Leave out the pictures and copy each record below exactly.

--- Supplied records ---
--------

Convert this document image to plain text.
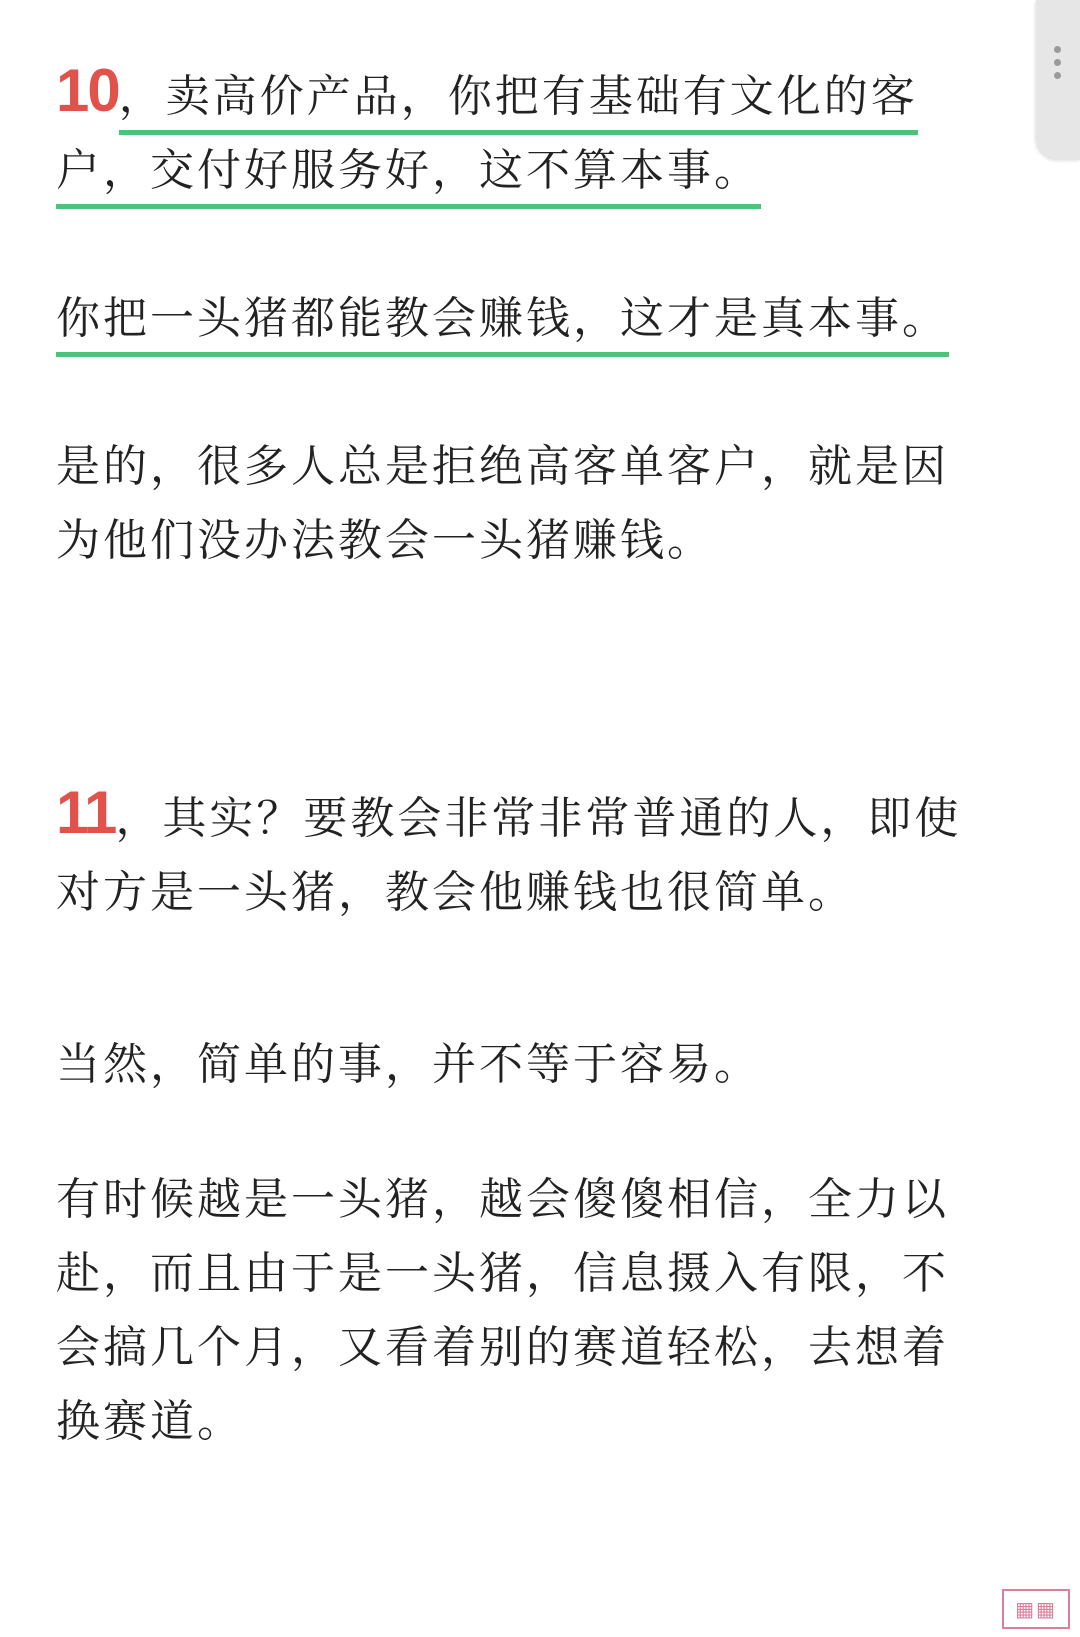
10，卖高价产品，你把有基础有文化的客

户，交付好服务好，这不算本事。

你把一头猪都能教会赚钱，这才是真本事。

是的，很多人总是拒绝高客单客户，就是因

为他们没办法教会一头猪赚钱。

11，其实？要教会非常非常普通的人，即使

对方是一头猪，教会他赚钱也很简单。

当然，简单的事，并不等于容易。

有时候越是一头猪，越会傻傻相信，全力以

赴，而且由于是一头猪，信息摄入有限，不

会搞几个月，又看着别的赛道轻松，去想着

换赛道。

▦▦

--------

--- Finished task ---
Convert this document image to plain text.
10，卖高价产品，你把有基础有文化的客

户，交付好服务好，这不算本事。

你把一头猪都能教会赚钱，这才是真本事。

是的，很多人总是拒绝高客单客户，就是因

为他们没办法教会一头猪赚钱。

11，其实？要教会非常非常普通的人，即使

对方是一头猪，教会他赚钱也很简单。

当然，简单的事，并不等于容易。

有时候越是一头猪，越会傻傻相信，全力以

赴，而且由于是一头猪，信息摄入有限，不

会搞几个月，又看着别的赛道轻松，去想着

换赛道。

▦▦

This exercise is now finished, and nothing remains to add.